* Begin GIVEN DATA *
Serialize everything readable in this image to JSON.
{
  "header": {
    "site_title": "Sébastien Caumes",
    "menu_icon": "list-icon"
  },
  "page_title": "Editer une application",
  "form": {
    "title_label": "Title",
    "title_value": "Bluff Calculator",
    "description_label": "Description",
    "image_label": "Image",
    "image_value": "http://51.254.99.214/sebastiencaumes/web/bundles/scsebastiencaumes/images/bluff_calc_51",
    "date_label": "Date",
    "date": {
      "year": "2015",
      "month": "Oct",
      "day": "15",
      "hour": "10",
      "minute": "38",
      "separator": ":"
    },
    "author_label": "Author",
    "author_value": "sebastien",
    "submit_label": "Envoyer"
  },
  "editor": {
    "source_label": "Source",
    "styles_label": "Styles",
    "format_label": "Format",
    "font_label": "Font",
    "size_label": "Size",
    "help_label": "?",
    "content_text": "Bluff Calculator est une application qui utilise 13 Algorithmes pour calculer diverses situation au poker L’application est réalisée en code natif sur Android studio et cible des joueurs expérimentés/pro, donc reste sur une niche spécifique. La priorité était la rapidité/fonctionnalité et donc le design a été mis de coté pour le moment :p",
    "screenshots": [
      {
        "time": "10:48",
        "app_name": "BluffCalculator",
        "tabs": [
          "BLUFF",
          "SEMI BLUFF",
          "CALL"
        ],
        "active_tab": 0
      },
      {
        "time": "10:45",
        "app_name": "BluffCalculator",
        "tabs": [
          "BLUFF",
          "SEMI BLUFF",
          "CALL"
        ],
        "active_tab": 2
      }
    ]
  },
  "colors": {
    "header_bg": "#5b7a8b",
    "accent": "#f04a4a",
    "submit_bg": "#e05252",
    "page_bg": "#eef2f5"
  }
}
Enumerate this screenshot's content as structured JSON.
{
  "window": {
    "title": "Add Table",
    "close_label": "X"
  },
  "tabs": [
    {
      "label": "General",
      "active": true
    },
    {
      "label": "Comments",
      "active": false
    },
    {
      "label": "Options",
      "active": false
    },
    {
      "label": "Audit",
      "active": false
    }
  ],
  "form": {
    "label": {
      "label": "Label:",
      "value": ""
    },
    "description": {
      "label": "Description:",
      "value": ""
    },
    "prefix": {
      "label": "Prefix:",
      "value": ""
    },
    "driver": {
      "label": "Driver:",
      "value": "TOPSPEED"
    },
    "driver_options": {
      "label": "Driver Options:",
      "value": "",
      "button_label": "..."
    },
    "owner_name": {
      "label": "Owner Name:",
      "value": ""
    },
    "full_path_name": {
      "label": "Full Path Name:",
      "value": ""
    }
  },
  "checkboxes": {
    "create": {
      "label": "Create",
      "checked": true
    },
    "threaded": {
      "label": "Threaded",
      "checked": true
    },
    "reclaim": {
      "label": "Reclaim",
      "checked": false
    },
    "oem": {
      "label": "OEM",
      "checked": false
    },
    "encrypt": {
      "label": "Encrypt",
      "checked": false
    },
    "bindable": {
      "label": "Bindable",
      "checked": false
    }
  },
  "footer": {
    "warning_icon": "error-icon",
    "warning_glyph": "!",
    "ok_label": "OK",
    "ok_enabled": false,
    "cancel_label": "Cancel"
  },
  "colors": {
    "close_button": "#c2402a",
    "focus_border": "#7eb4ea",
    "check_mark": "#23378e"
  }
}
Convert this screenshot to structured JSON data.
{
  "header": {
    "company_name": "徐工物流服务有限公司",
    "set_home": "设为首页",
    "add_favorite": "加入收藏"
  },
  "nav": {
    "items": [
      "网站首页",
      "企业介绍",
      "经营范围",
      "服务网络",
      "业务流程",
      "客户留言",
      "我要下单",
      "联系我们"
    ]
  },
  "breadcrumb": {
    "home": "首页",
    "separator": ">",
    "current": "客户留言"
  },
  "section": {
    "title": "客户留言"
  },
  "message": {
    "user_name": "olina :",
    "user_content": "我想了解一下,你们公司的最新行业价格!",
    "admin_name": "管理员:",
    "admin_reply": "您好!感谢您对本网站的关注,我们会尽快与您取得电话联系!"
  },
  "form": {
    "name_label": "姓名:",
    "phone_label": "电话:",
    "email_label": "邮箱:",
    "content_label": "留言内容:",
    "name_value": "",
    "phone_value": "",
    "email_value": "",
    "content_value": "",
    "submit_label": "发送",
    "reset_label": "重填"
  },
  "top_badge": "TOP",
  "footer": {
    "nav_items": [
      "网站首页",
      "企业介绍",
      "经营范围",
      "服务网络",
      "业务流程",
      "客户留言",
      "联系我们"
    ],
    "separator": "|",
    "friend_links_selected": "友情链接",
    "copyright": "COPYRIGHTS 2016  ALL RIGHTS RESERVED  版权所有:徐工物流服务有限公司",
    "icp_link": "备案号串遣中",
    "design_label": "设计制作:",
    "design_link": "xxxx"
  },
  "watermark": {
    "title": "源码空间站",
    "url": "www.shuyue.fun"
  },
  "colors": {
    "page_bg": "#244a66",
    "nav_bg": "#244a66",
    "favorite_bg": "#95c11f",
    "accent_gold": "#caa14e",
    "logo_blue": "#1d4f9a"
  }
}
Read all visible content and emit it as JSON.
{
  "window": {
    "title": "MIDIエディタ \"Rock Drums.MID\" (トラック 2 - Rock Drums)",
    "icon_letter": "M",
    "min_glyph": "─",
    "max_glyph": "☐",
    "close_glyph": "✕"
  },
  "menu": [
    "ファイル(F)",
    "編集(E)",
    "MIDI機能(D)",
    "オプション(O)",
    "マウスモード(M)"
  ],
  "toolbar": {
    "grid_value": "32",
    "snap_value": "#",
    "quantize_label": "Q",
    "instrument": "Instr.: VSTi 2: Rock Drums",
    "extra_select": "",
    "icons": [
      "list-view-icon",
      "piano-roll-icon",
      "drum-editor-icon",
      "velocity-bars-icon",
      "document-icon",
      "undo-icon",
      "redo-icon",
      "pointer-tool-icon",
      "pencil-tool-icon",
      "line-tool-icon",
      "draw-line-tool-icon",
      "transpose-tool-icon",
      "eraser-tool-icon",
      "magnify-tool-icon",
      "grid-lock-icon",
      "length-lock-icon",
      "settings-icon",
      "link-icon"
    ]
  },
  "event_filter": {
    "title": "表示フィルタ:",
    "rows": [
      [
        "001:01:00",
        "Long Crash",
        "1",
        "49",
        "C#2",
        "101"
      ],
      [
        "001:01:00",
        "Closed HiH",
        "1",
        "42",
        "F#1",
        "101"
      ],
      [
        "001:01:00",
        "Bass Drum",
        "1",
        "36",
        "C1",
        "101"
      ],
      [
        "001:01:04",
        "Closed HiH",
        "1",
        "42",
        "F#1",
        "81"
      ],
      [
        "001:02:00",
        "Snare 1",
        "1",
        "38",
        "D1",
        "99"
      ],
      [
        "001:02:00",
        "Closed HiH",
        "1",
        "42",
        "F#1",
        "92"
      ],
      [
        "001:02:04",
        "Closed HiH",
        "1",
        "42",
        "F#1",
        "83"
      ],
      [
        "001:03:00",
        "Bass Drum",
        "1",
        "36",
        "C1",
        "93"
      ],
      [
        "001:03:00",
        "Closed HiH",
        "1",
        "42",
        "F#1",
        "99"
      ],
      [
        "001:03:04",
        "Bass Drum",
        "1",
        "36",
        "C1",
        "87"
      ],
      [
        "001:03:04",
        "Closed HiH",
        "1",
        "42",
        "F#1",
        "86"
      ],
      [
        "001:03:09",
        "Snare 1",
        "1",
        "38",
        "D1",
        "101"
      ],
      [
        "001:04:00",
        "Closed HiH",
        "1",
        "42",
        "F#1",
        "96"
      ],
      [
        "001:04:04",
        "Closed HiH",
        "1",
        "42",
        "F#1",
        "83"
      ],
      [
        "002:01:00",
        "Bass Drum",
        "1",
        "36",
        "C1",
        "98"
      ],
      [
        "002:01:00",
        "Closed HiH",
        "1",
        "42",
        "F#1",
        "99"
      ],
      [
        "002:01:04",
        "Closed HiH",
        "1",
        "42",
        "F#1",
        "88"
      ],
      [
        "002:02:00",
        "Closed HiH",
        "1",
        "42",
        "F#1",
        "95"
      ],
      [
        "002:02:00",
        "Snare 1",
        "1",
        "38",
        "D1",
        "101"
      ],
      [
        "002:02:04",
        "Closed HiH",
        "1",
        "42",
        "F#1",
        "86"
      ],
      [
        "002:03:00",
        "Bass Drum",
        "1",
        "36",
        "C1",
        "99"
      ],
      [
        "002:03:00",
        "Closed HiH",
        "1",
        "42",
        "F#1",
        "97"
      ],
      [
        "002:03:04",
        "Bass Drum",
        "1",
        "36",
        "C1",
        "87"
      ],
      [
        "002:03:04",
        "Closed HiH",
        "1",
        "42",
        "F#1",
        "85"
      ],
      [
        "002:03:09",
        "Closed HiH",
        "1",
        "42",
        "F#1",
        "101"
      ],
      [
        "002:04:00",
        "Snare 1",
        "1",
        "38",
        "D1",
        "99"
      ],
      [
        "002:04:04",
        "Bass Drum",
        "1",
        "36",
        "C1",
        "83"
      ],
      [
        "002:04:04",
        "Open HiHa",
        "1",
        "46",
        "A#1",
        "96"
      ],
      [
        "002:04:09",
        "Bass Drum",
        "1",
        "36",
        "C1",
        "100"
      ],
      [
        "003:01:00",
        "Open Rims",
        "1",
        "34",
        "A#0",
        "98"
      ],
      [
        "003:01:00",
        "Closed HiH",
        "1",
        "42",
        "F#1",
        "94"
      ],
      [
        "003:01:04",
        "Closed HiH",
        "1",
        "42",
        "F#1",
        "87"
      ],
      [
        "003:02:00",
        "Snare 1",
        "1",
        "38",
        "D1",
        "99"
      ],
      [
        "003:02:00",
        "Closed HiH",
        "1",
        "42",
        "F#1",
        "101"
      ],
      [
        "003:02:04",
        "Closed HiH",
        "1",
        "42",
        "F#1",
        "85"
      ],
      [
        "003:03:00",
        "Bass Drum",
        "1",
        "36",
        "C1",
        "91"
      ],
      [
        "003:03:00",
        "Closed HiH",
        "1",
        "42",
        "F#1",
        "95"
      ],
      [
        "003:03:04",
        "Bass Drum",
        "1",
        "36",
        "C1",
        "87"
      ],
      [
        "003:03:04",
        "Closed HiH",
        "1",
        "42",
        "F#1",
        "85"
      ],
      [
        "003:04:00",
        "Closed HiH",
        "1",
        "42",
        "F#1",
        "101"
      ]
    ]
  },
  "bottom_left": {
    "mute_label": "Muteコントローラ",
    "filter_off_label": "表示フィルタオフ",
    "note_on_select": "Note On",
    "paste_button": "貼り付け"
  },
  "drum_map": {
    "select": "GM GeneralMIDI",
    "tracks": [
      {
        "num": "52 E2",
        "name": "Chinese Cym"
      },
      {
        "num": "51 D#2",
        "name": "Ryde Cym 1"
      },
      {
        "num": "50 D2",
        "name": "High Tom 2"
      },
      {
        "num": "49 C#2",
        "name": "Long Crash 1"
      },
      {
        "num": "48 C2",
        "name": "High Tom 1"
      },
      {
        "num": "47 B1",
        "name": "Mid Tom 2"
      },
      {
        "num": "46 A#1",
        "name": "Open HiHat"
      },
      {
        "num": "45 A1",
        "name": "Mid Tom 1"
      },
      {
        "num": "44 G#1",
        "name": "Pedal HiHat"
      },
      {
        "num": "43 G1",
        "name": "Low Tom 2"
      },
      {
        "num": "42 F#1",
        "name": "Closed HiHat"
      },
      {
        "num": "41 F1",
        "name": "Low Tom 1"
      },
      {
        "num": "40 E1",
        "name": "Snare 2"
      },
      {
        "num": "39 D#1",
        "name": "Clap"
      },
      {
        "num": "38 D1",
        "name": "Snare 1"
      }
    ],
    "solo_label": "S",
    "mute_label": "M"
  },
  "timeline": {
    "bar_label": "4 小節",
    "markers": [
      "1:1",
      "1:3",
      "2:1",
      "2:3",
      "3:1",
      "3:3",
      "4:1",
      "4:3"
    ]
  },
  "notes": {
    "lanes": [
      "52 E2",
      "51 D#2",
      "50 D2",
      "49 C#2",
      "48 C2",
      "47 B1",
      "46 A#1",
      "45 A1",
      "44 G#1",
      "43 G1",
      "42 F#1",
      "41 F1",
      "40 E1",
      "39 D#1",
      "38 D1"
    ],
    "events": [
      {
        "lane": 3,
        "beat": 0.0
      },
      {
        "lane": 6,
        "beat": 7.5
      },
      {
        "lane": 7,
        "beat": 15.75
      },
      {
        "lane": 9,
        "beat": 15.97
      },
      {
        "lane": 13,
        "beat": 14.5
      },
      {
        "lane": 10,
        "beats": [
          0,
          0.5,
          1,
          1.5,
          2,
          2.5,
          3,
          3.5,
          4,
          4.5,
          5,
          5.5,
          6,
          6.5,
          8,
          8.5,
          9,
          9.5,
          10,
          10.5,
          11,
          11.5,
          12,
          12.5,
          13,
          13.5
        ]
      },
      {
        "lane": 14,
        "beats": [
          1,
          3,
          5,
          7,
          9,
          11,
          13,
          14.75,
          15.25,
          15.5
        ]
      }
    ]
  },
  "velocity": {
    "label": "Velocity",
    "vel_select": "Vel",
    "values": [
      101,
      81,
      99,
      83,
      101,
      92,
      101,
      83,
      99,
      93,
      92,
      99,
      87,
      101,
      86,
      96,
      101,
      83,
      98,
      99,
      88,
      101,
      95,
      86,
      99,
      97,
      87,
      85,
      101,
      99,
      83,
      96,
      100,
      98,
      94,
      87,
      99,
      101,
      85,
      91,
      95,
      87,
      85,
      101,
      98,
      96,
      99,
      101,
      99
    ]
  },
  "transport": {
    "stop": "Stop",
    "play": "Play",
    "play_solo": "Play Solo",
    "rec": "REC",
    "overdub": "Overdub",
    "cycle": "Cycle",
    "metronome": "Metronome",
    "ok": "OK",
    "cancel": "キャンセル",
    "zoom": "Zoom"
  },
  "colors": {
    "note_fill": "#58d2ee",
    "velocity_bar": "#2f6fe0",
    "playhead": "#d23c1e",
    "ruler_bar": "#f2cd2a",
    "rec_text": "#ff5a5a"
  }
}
* End GIVEN DATA *
- PROBLEM STATEMENT
Work out how many lines above have the string "application" in them, and give only the number.

- EXERCISE OUTPUT
2